Where a line holds the string "Total", return that line.

Records excerpted from a collection
========
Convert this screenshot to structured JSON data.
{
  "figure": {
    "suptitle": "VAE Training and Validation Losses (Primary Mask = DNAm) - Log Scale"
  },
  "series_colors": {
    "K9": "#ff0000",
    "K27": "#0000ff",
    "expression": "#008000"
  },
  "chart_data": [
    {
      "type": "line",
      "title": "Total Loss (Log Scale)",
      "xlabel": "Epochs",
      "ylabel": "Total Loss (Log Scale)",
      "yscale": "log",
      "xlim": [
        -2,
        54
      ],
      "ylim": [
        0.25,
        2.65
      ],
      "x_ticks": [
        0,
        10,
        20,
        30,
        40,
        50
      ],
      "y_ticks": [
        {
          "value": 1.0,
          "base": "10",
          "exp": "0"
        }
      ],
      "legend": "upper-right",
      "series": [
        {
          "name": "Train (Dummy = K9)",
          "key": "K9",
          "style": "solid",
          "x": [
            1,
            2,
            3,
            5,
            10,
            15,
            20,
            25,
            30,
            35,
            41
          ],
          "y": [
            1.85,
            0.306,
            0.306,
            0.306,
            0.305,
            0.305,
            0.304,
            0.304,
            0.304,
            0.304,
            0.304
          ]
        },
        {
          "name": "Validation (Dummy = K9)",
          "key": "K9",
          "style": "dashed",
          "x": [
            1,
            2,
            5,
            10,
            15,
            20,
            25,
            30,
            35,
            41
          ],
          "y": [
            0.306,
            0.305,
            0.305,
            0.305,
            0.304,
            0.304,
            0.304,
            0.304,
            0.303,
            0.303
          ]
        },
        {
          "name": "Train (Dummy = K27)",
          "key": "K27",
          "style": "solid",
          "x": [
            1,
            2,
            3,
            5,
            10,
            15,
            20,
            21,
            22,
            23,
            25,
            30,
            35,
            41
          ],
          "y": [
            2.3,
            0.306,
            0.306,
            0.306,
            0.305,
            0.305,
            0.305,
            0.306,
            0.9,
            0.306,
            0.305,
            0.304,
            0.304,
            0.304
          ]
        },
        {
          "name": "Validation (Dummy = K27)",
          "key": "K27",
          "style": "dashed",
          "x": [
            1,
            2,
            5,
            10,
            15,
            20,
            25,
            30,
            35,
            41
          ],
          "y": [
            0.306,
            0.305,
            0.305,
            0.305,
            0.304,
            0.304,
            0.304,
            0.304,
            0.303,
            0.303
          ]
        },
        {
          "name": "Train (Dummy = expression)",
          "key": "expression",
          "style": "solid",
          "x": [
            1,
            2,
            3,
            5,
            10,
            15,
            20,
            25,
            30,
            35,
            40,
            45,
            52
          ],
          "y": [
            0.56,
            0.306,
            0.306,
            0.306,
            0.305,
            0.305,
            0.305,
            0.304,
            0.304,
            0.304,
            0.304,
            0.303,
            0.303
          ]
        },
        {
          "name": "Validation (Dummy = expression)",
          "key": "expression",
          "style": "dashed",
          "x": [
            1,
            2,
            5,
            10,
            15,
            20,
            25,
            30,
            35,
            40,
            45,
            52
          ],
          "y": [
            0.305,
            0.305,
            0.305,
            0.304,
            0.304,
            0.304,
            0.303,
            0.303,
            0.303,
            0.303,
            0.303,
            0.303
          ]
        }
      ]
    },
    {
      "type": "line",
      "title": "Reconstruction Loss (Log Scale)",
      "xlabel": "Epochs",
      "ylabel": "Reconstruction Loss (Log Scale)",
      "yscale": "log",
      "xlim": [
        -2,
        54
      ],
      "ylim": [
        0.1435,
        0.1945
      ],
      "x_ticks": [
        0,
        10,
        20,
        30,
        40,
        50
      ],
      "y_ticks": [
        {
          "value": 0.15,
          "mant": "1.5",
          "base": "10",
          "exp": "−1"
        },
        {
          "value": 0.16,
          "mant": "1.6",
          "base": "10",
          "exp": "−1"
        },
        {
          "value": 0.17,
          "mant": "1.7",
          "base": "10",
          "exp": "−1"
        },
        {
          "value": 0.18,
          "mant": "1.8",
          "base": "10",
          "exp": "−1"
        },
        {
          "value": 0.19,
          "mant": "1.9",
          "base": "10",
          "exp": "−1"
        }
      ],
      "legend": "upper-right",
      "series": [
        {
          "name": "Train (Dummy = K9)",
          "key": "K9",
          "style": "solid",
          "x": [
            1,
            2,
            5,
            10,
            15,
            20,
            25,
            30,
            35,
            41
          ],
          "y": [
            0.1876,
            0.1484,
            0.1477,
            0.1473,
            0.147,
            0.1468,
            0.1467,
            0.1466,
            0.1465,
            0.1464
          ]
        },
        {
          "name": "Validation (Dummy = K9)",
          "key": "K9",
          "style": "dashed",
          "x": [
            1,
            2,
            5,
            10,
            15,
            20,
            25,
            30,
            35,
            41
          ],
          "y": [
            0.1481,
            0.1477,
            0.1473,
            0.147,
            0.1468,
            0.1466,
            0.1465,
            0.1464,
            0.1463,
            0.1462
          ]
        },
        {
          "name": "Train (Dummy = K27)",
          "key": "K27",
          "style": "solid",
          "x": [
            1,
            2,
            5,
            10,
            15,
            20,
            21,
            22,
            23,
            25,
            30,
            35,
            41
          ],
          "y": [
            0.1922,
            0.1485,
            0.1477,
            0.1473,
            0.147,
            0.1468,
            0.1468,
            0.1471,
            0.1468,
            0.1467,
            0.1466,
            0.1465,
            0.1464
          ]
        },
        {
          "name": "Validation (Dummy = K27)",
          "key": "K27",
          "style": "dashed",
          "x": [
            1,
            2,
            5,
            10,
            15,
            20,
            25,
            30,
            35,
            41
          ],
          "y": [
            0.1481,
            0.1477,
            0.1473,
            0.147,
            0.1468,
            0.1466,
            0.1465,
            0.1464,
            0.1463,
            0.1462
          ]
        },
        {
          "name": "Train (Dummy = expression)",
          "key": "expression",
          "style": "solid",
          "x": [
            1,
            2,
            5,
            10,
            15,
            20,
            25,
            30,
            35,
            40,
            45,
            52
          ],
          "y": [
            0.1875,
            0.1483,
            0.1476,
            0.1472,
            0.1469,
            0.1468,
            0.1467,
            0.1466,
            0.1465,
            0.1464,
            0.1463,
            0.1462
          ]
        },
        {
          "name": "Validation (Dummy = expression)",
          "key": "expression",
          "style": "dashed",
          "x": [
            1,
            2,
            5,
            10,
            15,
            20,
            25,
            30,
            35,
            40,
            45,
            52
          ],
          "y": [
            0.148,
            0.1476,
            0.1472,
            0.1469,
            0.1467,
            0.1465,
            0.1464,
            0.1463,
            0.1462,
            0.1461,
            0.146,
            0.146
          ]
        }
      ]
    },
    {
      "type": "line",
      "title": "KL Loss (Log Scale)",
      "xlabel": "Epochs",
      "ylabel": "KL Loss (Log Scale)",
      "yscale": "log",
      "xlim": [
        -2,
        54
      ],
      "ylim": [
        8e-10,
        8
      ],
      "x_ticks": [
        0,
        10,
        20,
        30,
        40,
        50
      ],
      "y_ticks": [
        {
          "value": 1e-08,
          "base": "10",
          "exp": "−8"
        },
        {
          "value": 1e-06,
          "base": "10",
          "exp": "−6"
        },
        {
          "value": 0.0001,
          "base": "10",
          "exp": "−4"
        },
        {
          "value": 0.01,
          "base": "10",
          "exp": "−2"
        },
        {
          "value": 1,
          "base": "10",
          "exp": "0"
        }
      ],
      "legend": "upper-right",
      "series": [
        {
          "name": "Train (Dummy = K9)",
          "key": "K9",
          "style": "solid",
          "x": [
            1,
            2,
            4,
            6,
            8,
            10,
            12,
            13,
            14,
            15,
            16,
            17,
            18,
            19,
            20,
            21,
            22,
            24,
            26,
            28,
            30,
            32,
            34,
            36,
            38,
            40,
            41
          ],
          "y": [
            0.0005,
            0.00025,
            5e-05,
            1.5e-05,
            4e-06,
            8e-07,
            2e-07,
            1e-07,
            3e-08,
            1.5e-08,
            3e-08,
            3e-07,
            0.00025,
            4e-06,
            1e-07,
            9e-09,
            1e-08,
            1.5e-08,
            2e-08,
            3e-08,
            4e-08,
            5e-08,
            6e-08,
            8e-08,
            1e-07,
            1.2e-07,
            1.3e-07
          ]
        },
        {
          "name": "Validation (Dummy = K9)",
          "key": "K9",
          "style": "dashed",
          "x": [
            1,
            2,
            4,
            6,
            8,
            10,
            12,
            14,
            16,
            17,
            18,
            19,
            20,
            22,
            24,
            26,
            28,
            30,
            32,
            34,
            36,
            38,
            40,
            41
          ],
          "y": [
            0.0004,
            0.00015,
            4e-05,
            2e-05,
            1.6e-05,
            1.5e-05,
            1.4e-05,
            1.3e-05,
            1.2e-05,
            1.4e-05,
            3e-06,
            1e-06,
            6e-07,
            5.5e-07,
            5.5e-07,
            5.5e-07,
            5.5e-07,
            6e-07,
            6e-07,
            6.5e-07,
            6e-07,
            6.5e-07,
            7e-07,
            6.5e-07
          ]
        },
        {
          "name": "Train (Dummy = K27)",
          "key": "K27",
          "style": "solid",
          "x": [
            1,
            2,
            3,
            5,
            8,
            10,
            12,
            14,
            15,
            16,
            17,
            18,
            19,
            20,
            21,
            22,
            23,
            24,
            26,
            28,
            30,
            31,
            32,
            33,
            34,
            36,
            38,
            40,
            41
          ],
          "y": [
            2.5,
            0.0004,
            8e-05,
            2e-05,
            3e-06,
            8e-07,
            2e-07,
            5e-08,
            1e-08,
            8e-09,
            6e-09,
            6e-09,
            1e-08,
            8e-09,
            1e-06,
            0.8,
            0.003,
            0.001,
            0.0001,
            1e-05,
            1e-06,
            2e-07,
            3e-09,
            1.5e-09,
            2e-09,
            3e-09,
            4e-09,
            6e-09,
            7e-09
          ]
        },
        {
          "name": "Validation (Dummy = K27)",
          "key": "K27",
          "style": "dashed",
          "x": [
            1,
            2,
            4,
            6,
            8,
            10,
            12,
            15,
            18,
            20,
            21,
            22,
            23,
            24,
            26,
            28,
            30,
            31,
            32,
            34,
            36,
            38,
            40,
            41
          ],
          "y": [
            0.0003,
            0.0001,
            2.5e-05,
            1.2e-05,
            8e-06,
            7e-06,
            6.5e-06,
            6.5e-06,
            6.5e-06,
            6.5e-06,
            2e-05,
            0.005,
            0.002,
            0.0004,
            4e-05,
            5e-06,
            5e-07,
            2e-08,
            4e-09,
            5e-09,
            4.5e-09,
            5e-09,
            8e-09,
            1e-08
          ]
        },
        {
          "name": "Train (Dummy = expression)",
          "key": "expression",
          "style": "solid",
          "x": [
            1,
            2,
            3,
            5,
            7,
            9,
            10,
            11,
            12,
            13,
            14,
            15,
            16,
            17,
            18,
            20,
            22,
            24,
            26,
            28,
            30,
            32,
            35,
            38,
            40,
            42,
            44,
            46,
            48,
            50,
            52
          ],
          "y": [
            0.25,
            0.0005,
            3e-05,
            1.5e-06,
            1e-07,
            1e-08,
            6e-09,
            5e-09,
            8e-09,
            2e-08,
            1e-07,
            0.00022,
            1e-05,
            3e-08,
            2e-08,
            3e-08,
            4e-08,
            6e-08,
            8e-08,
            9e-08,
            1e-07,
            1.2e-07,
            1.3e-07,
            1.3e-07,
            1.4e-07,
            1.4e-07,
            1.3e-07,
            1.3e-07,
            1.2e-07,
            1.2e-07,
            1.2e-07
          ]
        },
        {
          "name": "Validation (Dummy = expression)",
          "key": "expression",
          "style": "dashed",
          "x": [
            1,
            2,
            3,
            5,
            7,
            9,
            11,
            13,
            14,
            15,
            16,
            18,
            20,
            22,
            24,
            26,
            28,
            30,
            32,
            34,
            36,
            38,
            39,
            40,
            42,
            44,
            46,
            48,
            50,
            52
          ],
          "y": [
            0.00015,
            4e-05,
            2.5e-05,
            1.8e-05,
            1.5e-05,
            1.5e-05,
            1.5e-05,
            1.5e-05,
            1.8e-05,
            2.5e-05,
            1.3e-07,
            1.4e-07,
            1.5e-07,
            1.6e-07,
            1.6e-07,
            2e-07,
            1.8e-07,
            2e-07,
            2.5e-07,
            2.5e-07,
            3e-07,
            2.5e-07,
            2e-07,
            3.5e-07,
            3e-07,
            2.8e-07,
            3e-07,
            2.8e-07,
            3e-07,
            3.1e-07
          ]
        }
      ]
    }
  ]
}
========
Response to this task
      "title": "Total Loss (Log Scale)",
      "ylabel": "Total Loss (Log Scale)",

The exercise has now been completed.